Stored data
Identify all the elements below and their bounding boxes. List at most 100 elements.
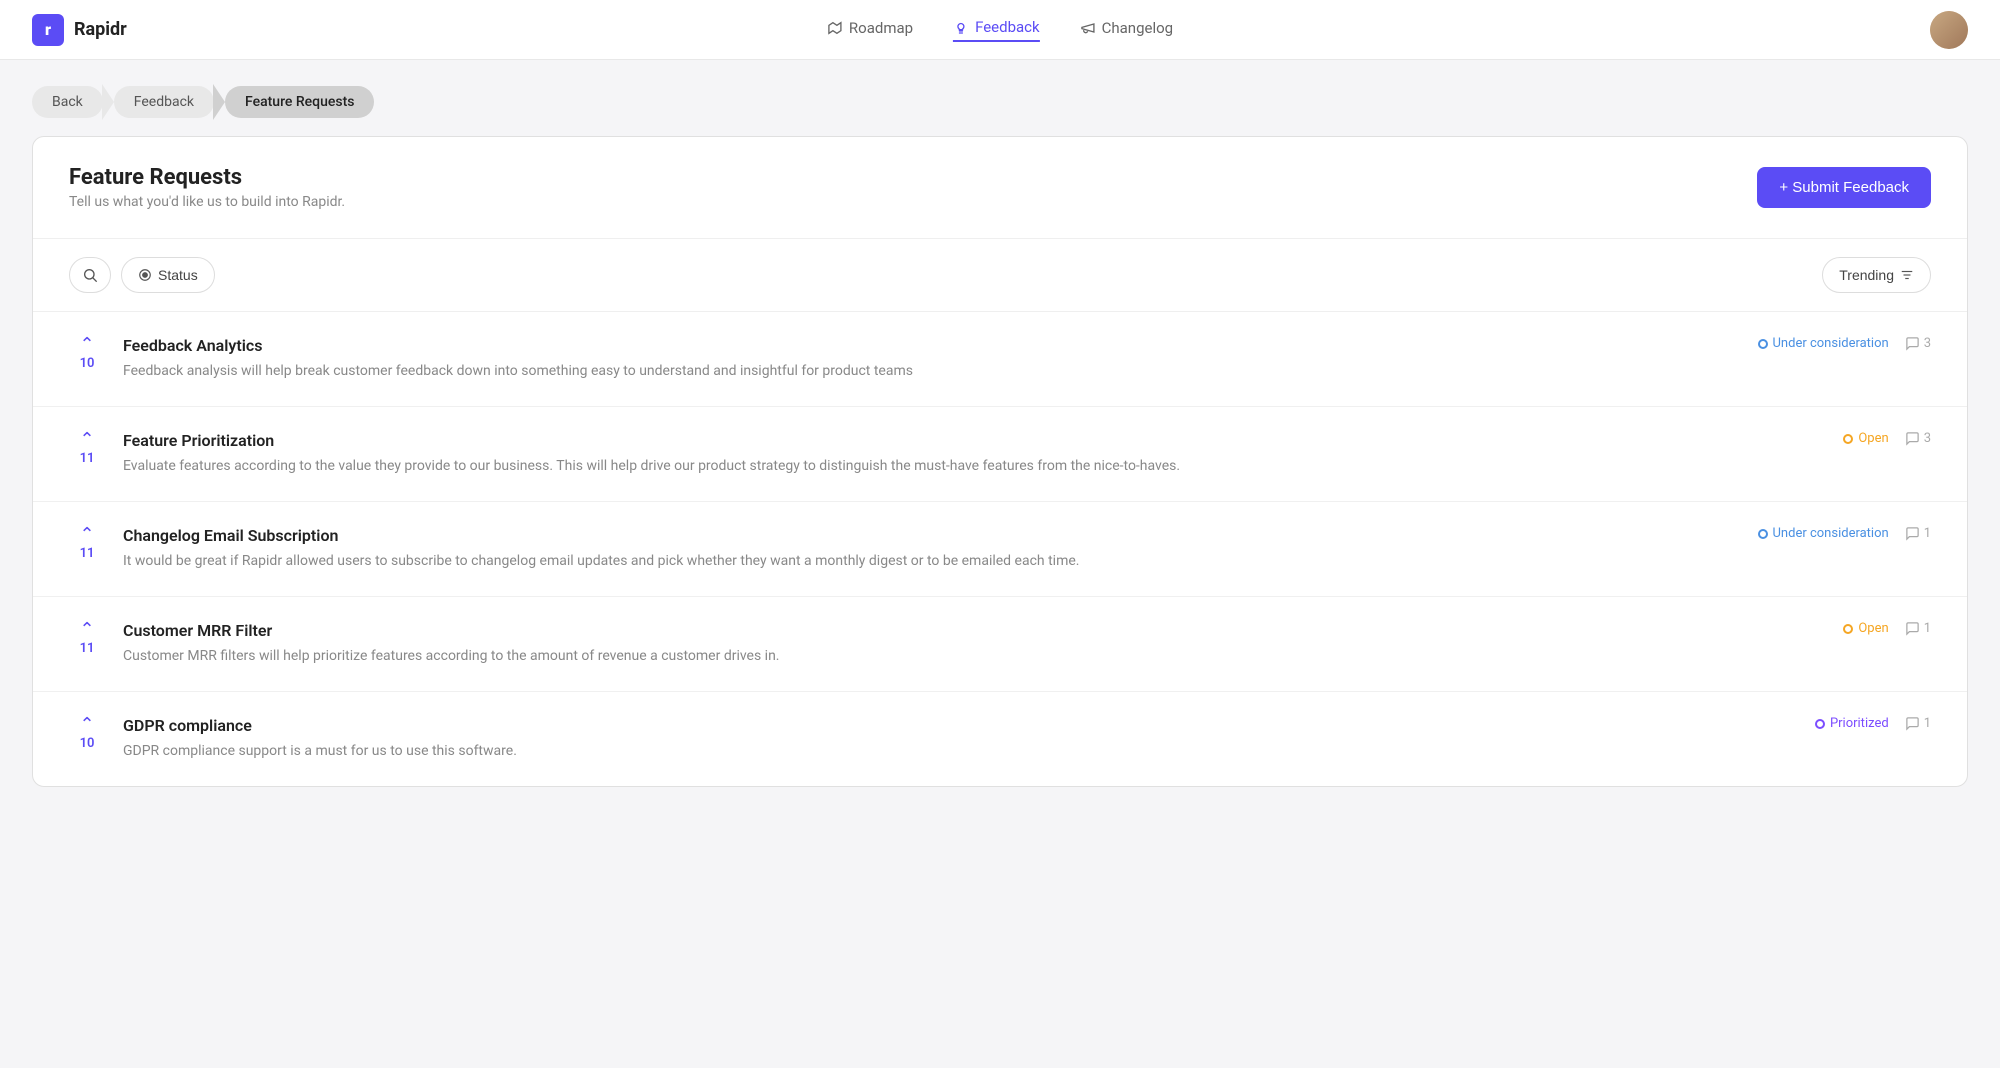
comment-count[interactable]: 1 (1905, 716, 1931, 731)
feed-meta: Under consideration 1 (1731, 526, 1931, 541)
submit-feedback-button[interactable]: + Submit Feedback (1757, 167, 1931, 208)
feed-item-description: Feedback analysis will help break custom… (123, 361, 1713, 382)
status-filter-button[interactable]: Status (121, 257, 215, 293)
breadcrumb-back[interactable]: Back (32, 86, 103, 118)
comment-count-label: 1 (1924, 716, 1931, 731)
comment-count-label: 3 (1924, 336, 1931, 351)
feed-item: ⌃ 10 GDPR compliance GDPR compliance sup… (33, 692, 1967, 786)
feed-item-description: Evaluate features according to the value… (123, 456, 1713, 477)
breadcrumb-feedback[interactable]: Feedback (114, 86, 214, 118)
comment-count-label: 3 (1924, 431, 1931, 446)
feed-item-title[interactable]: GDPR compliance (123, 716, 1713, 735)
feed-content: Feedback Analytics Feedback analysis wil… (123, 336, 1713, 382)
status-circle-icon (138, 268, 152, 282)
status-dot (1758, 339, 1768, 349)
vote-col: ⌃ 10 (69, 716, 105, 751)
upvote-button[interactable]: ⌃ (79, 431, 94, 449)
page-header-left: Feature Requests Tell us what you'd like… (69, 165, 345, 210)
app-name: Rapidr (74, 19, 127, 40)
nav-center: Roadmap Feedback Changelog (827, 18, 1173, 42)
status-dot (1815, 719, 1825, 729)
vote-count: 11 (80, 451, 95, 466)
feed-item-description: It would be great if Rapidr allowed user… (123, 551, 1713, 572)
nav-item-changelog[interactable]: Changelog (1080, 19, 1173, 41)
feed-item-description: Customer MRR filters will help prioritiz… (123, 646, 1713, 667)
breadcrumb-sep-1 (102, 84, 114, 120)
avatar-image (1930, 11, 1968, 49)
feed-item-title[interactable]: Feature Prioritization (123, 431, 1713, 450)
feed-meta: Open 1 (1731, 621, 1931, 636)
comment-count[interactable]: 1 (1905, 526, 1931, 541)
status-label: Under consideration (1773, 336, 1889, 351)
vote-count: 11 (80, 546, 95, 561)
vote-col: ⌃ 11 (69, 621, 105, 656)
breadcrumb-feature-requests[interactable]: Feature Requests (225, 86, 374, 118)
feed-item: ⌃ 11 Changelog Email Subscription It wou… (33, 502, 1967, 597)
trending-sort-button[interactable]: Trending (1822, 257, 1931, 293)
nav-item-feedback[interactable]: Feedback (953, 18, 1040, 42)
status-label: Open (1858, 431, 1888, 446)
feed-item-description: GDPR compliance support is a must for us… (123, 741, 1713, 762)
comment-icon (1905, 336, 1920, 351)
megaphone-icon (1080, 20, 1096, 36)
vote-col: ⌃ 11 (69, 526, 105, 561)
page-subtitle: Tell us what you'd like us to build into… (69, 194, 345, 210)
feed-item-title[interactable]: Feedback Analytics (123, 336, 1713, 355)
top-nav: r Rapidr Roadmap Feedback Changelog (0, 0, 2000, 60)
status-badge: Under consideration (1758, 526, 1889, 541)
upvote-button[interactable]: ⌃ (79, 526, 94, 544)
feed-meta: Open 3 (1731, 431, 1931, 446)
feed-item: ⌃ 10 Feedback Analytics Feedback analysi… (33, 312, 1967, 407)
map-icon (827, 20, 843, 36)
feed-item-title[interactable]: Customer MRR Filter (123, 621, 1713, 640)
filter-bar: Status Trending (33, 239, 1967, 312)
vote-col: ⌃ 10 (69, 336, 105, 371)
status-dot (1758, 529, 1768, 539)
search-button[interactable] (69, 257, 111, 293)
comment-icon (1905, 716, 1920, 731)
status-badge: Prioritized (1815, 716, 1889, 731)
logo-area[interactable]: r Rapidr (32, 14, 127, 46)
vote-count: 11 (80, 641, 95, 656)
comment-count[interactable]: 1 (1905, 621, 1931, 636)
vote-count: 10 (80, 736, 95, 751)
comment-count-label: 1 (1924, 526, 1931, 541)
comment-count-label: 1 (1924, 621, 1931, 636)
status-label: Open (1858, 621, 1888, 636)
page-title: Feature Requests (69, 165, 345, 190)
comment-icon (1905, 526, 1920, 541)
filter-left: Status (69, 257, 215, 293)
feed-content: Changelog Email Subscription It would be… (123, 526, 1713, 572)
status-badge: Under consideration (1758, 336, 1889, 351)
status-label: Prioritized (1830, 716, 1889, 731)
upvote-button[interactable]: ⌃ (79, 336, 94, 354)
upvote-button[interactable]: ⌃ (79, 716, 94, 734)
feed-item-title[interactable]: Changelog Email Subscription (123, 526, 1713, 545)
nav-item-roadmap[interactable]: Roadmap (827, 19, 913, 41)
feed-content: Customer MRR Filter Customer MRR filters… (123, 621, 1713, 667)
feed-meta: Prioritized 1 (1731, 716, 1931, 731)
feed-content: GDPR compliance GDPR compliance support … (123, 716, 1713, 762)
sort-icon (1900, 268, 1914, 282)
breadcrumb: Back Feedback Feature Requests (0, 60, 2000, 136)
feed-meta: Under consideration 3 (1731, 336, 1931, 351)
status-dot (1843, 624, 1853, 634)
comment-icon (1905, 431, 1920, 446)
status-dot (1843, 434, 1853, 444)
avatar[interactable] (1930, 11, 1968, 49)
vote-count: 10 (80, 356, 95, 371)
logo-icon: r (32, 14, 64, 46)
upvote-button[interactable]: ⌃ (79, 621, 94, 639)
search-icon (82, 267, 98, 283)
main-container: Feature Requests Tell us what you'd like… (32, 136, 1968, 787)
vote-col: ⌃ 11 (69, 431, 105, 466)
comment-count[interactable]: 3 (1905, 336, 1931, 351)
status-badge: Open (1843, 431, 1888, 446)
comment-count[interactable]: 3 (1905, 431, 1931, 446)
comment-icon (1905, 621, 1920, 636)
feed-item: ⌃ 11 Feature Prioritization Evaluate fea… (33, 407, 1967, 502)
feed-content: Feature Prioritization Evaluate features… (123, 431, 1713, 477)
status-badge: Open (1843, 621, 1888, 636)
lightbulb-icon (953, 19, 969, 35)
feed-list: ⌃ 10 Feedback Analytics Feedback analysi… (33, 312, 1967, 786)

What is expected →
Write out every line of the records above word for word, leaving out the pictures.

Exercise output →
Identify all the elements below and their bounding boxes. List at most 100 elements.
comment-count[interactable]: 1 (1905, 716, 1931, 731)
feed-meta: Under consideration 1 (1731, 526, 1931, 541)
submit-feedback-button[interactable]: + Submit Feedback (1757, 167, 1931, 208)
feed-item-description: Feedback analysis will help break custom… (123, 361, 1713, 382)
status-filter-button[interactable]: Status (121, 257, 215, 293)
breadcrumb-back[interactable]: Back (32, 86, 103, 118)
comment-count-label: 1 (1924, 716, 1931, 731)
comment-count-label: 3 (1924, 336, 1931, 351)
feed-item: ⌃ 10 GDPR compliance GDPR compliance sup… (33, 692, 1967, 786)
feed-item-description: Evaluate features according to the value… (123, 456, 1713, 477)
breadcrumb-feedback[interactable]: Feedback (114, 86, 214, 118)
comment-count-label: 3 (1924, 431, 1931, 446)
feed-item-title[interactable]: GDPR compliance (123, 716, 1713, 735)
feed-content: Feedback Analytics Feedback analysis wil… (123, 336, 1713, 382)
status-circle-icon (138, 268, 152, 282)
status-dot (1758, 339, 1768, 349)
vote-col: ⌃ 10 (69, 716, 105, 751)
upvote-button[interactable]: ⌃ (79, 431, 94, 449)
page-header-left: Feature Requests Tell us what you'd like… (69, 165, 345, 210)
app-name: Rapidr (74, 19, 127, 40)
nav-center: Roadmap Feedback Changelog (827, 18, 1173, 42)
status-dot (1815, 719, 1825, 729)
vote-count: 11 (80, 451, 95, 466)
feed-item-description: It would be great if Rapidr allowed user… (123, 551, 1713, 572)
nav-item-changelog[interactable]: Changelog (1080, 19, 1173, 41)
feed-item-description: Customer MRR filters will help prioritiz… (123, 646, 1713, 667)
breadcrumb-sep-1 (102, 84, 114, 120)
avatar-image (1930, 11, 1968, 49)
feed-item-title[interactable]: Feature Prioritization (123, 431, 1713, 450)
feed-meta: Open 1 (1731, 621, 1931, 636)
comment-count[interactable]: 1 (1905, 526, 1931, 541)
status-label: Under consideration (1773, 336, 1889, 351)
vote-count: 11 (80, 546, 95, 561)
vote-col: ⌃ 11 (69, 621, 105, 656)
breadcrumb-feature-requests[interactable]: Feature Requests (225, 86, 374, 118)
feed-item: ⌃ 11 Changelog Email Subscription It wou… (33, 502, 1967, 597)
trending-sort-button[interactable]: Trending (1822, 257, 1931, 293)
nav-item-feedback[interactable]: Feedback (953, 18, 1040, 42)
status-label: Open (1858, 431, 1888, 446)
feed-item-description: GDPR compliance support is a must for us… (123, 741, 1713, 762)
comment-icon (1905, 336, 1920, 351)
megaphone-icon (1080, 20, 1096, 36)
vote-col: ⌃ 11 (69, 526, 105, 561)
page-subtitle: Tell us what you'd like us to build into… (69, 194, 345, 210)
feed-item-title[interactable]: Feedback Analytics (123, 336, 1713, 355)
top-nav: r Rapidr Roadmap Feedback Changelog (0, 0, 2000, 60)
status-badge: Under consideration (1758, 526, 1889, 541)
upvote-button[interactable]: ⌃ (79, 526, 94, 544)
feed-meta: Open 3 (1731, 431, 1931, 446)
feed-item: ⌃ 10 Feedback Analytics Feedback analysi… (33, 312, 1967, 407)
map-icon (827, 20, 843, 36)
feed-item-title[interactable]: Customer MRR Filter (123, 621, 1713, 640)
filter-bar: Status Trending (33, 239, 1967, 312)
vote-col: ⌃ 10 (69, 336, 105, 371)
status-dot (1758, 529, 1768, 539)
search-button[interactable] (69, 257, 111, 293)
comment-icon (1905, 716, 1920, 731)
status-badge: Prioritized (1815, 716, 1889, 731)
logo-area[interactable]: r Rapidr (32, 14, 127, 46)
vote-count: 11 (80, 641, 95, 656)
comment-count[interactable]: 1 (1905, 621, 1931, 636)
vote-count: 10 (80, 736, 95, 751)
comment-count-label: 1 (1924, 526, 1931, 541)
comment-count-label: 1 (1924, 621, 1931, 636)
status-label: Open (1858, 621, 1888, 636)
page-title: Feature Requests (69, 165, 345, 190)
comment-icon (1905, 526, 1920, 541)
filter-left: Status (69, 257, 215, 293)
feed-content: Changelog Email Subscription It would be… (123, 526, 1713, 572)
status-badge: Under consideration (1758, 336, 1889, 351)
status-label: Prioritized (1830, 716, 1889, 731)
upvote-button[interactable]: ⌃ (79, 336, 94, 354)
upvote-button[interactable]: ⌃ (79, 716, 94, 734)
feed-item-title[interactable]: Changelog Email Subscription (123, 526, 1713, 545)
nav-item-roadmap[interactable]: Roadmap (827, 19, 913, 41)
feed-content: Customer MRR Filter Customer MRR filters… (123, 621, 1713, 667)
feed-meta: Prioritized 1 (1731, 716, 1931, 731)
feed-content: GDPR compliance GDPR compliance support … (123, 716, 1713, 762)
sort-icon (1900, 268, 1914, 282)
breadcrumb: Back Feedback Feature Requests (0, 60, 2000, 136)
feed-meta: Under consideration 3 (1731, 336, 1931, 351)
status-dot (1843, 624, 1853, 634)
comment-icon (1905, 431, 1920, 446)
status-dot (1843, 434, 1853, 444)
avatar[interactable] (1930, 11, 1968, 49)
vote-count: 10 (80, 356, 95, 371)
logo-icon: r (32, 14, 64, 46)
upvote-button[interactable]: ⌃ (79, 621, 94, 639)
search-icon (82, 267, 98, 283)
main-container: Feature Requests Tell us what you'd like… (32, 136, 1968, 787)
vote-col: ⌃ 11 (69, 431, 105, 466)
comment-count[interactable]: 3 (1905, 336, 1931, 351)
status-badge: Open (1843, 431, 1888, 446)
comment-count[interactable]: 3 (1905, 431, 1931, 446)
comment-icon (1905, 621, 1920, 636)
feed-item: ⌃ 11 Feature Prioritization Evaluate fea… (33, 407, 1967, 502)
feed-content: Feature Prioritization Evaluate features… (123, 431, 1713, 477)
status-badge: Open (1843, 621, 1888, 636)
lightbulb-icon (953, 19, 969, 35)
feed-list: ⌃ 10 Feedback Analytics Feedback analysi… (33, 312, 1967, 786)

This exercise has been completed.